Dataset rows about figures:
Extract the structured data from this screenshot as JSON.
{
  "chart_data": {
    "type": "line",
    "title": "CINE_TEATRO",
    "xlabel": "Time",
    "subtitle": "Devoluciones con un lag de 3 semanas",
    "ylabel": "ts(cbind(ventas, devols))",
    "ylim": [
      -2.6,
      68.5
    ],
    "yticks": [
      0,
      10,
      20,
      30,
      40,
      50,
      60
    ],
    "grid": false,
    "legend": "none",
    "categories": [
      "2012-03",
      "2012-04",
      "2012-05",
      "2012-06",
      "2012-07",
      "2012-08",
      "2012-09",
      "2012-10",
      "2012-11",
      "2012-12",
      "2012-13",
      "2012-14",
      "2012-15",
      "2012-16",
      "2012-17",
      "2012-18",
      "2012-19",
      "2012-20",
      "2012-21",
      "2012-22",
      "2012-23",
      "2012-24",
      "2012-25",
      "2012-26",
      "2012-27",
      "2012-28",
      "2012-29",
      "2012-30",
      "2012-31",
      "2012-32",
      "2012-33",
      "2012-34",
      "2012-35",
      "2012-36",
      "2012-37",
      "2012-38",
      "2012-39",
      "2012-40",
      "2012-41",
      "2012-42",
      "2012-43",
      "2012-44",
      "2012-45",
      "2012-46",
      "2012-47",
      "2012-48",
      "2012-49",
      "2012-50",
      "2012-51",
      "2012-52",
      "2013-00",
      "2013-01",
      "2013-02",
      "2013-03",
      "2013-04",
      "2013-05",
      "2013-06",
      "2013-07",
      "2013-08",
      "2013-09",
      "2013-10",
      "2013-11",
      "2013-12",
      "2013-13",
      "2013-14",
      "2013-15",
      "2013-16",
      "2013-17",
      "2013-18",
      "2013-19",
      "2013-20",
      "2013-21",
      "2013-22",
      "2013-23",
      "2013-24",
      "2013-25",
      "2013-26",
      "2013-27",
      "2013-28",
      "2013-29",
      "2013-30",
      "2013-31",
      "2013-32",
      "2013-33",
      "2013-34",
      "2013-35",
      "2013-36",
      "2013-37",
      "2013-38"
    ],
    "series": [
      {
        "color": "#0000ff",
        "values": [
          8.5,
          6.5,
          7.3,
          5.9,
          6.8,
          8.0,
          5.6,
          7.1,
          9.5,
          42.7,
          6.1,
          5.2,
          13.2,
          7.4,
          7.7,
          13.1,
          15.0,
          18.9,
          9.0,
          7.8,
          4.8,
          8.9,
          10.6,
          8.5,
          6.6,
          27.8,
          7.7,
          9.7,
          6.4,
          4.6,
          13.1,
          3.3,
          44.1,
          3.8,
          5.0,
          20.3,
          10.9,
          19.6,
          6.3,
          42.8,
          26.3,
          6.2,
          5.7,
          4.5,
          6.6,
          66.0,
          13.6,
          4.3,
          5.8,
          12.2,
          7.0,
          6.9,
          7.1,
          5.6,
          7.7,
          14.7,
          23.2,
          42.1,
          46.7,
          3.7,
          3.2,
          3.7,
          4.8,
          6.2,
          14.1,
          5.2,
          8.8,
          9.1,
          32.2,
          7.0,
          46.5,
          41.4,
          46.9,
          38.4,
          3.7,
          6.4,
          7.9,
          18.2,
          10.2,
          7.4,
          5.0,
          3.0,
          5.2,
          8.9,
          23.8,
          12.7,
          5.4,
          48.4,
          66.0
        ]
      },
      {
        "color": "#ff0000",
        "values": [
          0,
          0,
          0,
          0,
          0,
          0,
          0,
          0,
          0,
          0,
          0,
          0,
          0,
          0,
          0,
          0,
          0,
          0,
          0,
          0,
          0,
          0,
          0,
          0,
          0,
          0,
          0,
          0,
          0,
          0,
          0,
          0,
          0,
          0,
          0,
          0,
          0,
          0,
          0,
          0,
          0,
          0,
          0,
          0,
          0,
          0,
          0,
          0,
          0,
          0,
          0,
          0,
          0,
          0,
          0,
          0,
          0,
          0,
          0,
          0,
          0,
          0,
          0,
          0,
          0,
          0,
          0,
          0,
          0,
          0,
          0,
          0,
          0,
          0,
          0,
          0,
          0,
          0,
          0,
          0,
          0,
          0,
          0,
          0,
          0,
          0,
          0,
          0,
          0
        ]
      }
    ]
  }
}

==

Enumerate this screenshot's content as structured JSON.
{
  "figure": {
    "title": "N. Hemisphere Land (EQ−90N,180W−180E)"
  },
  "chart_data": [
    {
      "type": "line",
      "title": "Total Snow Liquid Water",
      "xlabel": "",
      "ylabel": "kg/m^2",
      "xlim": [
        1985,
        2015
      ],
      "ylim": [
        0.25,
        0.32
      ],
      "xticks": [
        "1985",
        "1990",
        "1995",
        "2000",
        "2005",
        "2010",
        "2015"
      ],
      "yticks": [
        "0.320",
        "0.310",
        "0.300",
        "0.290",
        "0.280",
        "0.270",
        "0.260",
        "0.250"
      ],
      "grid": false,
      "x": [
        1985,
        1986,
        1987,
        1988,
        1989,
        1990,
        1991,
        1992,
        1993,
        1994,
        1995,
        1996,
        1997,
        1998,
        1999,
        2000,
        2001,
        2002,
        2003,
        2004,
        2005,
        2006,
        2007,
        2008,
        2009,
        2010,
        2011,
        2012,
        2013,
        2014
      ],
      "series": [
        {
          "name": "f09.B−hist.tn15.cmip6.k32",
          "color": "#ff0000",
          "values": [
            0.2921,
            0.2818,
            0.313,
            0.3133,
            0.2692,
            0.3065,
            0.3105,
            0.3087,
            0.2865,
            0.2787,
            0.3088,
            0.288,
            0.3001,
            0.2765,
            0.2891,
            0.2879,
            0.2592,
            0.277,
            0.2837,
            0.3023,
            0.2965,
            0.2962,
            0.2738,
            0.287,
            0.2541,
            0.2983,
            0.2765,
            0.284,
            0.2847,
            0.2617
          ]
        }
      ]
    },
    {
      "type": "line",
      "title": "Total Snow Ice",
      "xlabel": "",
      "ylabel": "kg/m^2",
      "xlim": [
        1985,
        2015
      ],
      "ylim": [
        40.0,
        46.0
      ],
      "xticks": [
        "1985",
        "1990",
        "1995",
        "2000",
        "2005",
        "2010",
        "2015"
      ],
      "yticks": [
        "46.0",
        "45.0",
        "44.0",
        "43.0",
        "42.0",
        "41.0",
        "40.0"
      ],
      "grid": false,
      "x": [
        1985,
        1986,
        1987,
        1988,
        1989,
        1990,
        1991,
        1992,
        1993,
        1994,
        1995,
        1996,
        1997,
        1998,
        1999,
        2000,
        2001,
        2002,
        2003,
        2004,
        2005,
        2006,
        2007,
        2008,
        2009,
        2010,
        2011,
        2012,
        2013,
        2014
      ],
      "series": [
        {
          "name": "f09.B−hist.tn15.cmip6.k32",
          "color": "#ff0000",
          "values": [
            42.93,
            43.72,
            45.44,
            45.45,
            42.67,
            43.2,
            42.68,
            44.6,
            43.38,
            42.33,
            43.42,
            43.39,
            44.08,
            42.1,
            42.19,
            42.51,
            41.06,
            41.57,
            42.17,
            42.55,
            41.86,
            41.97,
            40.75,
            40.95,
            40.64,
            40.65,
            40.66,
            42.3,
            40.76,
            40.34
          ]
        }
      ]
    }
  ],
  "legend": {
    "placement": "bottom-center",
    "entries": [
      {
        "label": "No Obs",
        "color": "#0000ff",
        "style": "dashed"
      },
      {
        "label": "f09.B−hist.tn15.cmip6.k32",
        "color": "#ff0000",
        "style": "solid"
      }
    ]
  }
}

* * *

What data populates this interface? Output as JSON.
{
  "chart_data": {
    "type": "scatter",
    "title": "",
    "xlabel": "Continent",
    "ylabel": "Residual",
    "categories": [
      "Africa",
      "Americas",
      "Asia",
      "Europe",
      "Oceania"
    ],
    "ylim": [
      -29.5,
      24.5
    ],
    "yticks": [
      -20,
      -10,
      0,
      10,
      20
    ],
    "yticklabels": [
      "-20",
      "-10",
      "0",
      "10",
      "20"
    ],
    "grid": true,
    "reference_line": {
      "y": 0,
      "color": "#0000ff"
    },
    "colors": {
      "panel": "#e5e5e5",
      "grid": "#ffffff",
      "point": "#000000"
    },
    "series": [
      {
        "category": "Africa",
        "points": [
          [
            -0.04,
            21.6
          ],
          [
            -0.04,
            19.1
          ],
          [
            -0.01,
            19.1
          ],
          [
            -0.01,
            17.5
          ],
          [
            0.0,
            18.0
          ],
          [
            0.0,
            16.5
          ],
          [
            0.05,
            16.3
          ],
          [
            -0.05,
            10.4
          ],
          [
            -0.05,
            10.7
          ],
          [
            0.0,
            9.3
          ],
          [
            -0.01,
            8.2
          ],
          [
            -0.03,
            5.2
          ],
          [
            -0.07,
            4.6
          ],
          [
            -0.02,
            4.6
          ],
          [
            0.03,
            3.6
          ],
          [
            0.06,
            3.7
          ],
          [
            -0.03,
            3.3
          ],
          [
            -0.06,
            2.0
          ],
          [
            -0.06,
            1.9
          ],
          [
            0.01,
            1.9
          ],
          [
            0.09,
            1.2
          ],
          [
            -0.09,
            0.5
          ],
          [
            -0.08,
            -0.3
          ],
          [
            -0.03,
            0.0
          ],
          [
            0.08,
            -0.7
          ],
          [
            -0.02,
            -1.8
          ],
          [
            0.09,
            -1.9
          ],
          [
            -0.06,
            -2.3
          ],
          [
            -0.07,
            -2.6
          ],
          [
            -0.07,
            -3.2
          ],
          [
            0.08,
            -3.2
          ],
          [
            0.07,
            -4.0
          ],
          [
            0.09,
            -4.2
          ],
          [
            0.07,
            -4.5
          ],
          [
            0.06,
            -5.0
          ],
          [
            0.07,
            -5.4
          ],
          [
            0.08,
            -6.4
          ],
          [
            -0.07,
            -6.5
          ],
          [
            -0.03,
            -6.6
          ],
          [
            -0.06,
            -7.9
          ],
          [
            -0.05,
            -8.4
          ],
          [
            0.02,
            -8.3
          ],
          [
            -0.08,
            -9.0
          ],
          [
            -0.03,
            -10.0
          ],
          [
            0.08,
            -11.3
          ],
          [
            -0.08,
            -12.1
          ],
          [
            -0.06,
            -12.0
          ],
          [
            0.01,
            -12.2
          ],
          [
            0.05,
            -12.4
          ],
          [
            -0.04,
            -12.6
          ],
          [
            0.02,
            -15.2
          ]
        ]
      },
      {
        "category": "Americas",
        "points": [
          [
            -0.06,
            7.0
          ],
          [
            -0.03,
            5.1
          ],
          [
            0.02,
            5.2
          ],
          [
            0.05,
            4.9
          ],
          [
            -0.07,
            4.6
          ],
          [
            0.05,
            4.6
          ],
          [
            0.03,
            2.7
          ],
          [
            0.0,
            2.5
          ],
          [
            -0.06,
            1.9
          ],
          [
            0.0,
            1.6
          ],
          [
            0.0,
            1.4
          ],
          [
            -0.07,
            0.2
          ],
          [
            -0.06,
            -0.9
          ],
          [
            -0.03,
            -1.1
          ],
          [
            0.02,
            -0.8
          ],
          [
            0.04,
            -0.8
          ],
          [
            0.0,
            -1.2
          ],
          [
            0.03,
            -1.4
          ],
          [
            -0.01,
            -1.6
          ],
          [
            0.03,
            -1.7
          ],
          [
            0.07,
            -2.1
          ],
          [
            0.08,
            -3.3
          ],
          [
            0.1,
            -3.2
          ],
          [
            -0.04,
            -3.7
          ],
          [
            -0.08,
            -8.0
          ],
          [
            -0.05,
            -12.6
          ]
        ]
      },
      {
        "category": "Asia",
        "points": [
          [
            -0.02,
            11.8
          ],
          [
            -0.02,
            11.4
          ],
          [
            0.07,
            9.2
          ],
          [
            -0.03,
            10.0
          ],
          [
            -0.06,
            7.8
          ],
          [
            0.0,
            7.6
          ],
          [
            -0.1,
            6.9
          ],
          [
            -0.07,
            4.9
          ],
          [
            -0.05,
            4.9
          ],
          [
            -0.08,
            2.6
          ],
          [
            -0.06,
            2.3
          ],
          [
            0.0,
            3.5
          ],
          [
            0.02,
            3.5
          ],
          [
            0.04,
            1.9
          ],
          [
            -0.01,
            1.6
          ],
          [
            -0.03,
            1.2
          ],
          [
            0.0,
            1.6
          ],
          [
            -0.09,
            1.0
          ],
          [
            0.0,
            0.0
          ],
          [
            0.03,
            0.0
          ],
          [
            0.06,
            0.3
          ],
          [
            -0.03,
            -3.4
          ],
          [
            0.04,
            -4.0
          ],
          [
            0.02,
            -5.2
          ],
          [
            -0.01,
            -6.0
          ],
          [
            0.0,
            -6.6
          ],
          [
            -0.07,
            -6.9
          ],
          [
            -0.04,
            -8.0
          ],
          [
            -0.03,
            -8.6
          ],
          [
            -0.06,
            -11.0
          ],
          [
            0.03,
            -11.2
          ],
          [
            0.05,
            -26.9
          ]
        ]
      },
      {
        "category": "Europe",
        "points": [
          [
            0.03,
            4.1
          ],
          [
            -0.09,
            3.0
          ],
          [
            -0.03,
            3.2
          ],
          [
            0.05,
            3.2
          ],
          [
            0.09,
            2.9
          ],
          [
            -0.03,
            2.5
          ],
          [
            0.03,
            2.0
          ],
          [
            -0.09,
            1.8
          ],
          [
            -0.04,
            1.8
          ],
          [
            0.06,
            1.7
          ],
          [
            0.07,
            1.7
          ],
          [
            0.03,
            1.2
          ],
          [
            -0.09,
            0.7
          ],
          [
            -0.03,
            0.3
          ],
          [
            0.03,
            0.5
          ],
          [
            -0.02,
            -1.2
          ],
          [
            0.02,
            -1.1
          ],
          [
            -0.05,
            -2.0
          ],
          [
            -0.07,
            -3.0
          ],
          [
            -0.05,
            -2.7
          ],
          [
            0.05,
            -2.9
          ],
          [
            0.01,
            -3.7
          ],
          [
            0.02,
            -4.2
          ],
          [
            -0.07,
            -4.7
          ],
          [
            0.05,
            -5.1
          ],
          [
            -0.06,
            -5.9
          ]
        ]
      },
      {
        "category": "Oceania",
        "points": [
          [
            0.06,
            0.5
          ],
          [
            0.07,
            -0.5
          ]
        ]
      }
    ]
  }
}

== Task instructions ==
Wherever the string "type" appears in the entries above, list that line.

== Finished task ==
    "type": "line",
      "type": "line",
      "type": "line",
    "type": "scatter",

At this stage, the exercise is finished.